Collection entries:
** start **

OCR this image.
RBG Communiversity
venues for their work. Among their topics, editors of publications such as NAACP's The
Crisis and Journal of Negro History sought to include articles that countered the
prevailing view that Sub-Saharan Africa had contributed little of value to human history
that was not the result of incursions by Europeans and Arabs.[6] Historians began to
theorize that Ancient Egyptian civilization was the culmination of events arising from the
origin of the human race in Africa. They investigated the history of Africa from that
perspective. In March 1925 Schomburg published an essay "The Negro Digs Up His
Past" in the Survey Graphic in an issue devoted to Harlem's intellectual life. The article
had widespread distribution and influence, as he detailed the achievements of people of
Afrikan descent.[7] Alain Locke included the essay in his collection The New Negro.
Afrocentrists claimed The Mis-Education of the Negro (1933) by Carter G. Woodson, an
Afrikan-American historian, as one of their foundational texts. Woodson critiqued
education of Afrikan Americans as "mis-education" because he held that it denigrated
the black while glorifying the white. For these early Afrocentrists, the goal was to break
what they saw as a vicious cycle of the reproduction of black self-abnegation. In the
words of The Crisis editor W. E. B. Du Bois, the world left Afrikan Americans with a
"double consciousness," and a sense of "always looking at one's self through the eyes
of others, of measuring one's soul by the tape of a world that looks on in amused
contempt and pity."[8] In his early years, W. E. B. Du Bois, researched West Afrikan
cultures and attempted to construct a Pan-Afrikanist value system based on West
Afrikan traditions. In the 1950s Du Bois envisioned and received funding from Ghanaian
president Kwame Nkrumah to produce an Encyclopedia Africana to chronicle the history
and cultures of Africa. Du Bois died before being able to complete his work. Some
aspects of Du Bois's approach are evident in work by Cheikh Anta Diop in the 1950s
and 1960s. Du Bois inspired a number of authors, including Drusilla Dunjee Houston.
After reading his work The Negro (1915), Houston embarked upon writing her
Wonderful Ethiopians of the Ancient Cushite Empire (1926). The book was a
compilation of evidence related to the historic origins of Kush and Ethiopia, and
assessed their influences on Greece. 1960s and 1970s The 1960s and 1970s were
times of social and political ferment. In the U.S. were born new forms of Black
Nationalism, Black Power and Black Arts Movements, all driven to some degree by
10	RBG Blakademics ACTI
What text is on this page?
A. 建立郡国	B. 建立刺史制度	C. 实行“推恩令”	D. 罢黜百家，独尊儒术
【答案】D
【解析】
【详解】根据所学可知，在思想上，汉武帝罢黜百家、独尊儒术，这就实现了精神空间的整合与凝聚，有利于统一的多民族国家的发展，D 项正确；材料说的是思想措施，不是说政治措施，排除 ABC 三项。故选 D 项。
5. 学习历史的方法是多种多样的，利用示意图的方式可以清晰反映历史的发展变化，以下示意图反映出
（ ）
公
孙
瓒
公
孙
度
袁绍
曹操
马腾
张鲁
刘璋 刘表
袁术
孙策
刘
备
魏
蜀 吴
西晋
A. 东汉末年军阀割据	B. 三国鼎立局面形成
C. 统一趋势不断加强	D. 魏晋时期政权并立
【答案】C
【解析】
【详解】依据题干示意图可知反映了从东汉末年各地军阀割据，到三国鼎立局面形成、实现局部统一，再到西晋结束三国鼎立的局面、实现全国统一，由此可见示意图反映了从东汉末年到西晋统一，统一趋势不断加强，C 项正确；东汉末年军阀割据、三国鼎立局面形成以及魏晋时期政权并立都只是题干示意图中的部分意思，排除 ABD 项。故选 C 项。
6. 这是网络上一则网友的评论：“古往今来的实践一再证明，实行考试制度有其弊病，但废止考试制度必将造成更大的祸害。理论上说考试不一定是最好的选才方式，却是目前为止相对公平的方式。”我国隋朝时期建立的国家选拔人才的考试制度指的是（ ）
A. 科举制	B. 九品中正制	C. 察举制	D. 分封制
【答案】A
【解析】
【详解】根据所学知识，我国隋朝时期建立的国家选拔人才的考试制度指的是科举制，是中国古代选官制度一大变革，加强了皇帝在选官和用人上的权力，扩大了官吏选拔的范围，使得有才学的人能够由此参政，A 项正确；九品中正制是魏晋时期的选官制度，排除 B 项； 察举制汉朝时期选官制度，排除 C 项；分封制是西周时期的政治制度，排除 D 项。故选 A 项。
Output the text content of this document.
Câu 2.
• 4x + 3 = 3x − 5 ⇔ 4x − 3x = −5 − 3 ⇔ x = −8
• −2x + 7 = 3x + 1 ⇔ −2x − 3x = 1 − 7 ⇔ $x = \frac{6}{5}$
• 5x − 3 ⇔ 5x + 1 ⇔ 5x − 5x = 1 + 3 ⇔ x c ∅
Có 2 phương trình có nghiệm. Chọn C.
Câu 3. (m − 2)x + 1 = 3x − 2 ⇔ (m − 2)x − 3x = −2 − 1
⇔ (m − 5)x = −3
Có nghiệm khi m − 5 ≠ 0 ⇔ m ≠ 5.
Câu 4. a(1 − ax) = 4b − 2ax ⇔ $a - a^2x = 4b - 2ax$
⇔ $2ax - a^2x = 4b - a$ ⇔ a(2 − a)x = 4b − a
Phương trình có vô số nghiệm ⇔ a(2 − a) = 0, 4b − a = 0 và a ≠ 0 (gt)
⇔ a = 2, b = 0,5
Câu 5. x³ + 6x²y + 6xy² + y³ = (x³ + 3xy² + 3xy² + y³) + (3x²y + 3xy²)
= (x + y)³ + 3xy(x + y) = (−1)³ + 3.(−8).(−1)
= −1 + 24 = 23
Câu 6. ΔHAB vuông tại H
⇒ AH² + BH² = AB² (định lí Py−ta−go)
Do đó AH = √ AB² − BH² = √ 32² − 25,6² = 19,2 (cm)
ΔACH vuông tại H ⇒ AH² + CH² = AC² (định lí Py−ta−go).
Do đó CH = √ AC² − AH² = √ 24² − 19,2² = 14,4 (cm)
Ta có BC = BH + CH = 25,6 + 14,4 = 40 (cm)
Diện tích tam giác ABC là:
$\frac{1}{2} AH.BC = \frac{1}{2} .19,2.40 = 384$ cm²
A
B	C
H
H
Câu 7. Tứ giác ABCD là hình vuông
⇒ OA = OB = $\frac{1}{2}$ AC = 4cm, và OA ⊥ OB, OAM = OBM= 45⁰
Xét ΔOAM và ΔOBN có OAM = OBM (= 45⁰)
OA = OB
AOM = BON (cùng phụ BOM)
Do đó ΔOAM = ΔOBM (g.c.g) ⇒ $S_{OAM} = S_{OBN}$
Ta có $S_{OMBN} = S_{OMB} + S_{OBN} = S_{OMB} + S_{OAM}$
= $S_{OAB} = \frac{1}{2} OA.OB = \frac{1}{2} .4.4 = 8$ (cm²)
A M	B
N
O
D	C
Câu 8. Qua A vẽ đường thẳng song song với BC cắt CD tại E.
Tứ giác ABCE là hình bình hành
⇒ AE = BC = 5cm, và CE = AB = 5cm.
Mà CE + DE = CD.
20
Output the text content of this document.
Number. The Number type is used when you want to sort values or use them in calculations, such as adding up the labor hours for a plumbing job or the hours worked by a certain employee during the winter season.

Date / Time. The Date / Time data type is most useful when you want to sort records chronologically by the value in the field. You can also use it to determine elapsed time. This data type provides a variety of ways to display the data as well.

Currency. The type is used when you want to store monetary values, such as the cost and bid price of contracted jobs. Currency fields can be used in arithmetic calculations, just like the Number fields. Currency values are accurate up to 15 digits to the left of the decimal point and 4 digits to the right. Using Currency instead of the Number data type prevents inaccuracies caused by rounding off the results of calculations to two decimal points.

** end **

→ **YOUR GOAL**:
Look through the entries and return every line where "Bois" appears.

→ **EXERCISE ANSWER**:
words of The Crisis editor W. E. B. Du Bois, the world left Afrikan Americans with a
contempt and pity."[8] In his early years, W. E. B. Du Bois, researched West Afrikan
Afrikan traditions. In the 1950s Du Bois envisioned and received funding from Ghanaian
and cultures of Africa. Du Bois died before being able to complete his work. Some
aspects of Du Bois's approach are evident in work by Cheikh Anta Diop in the 1950s
and 1960s. Du Bois inspired a number of authors, including Drusilla Dunjee Houston.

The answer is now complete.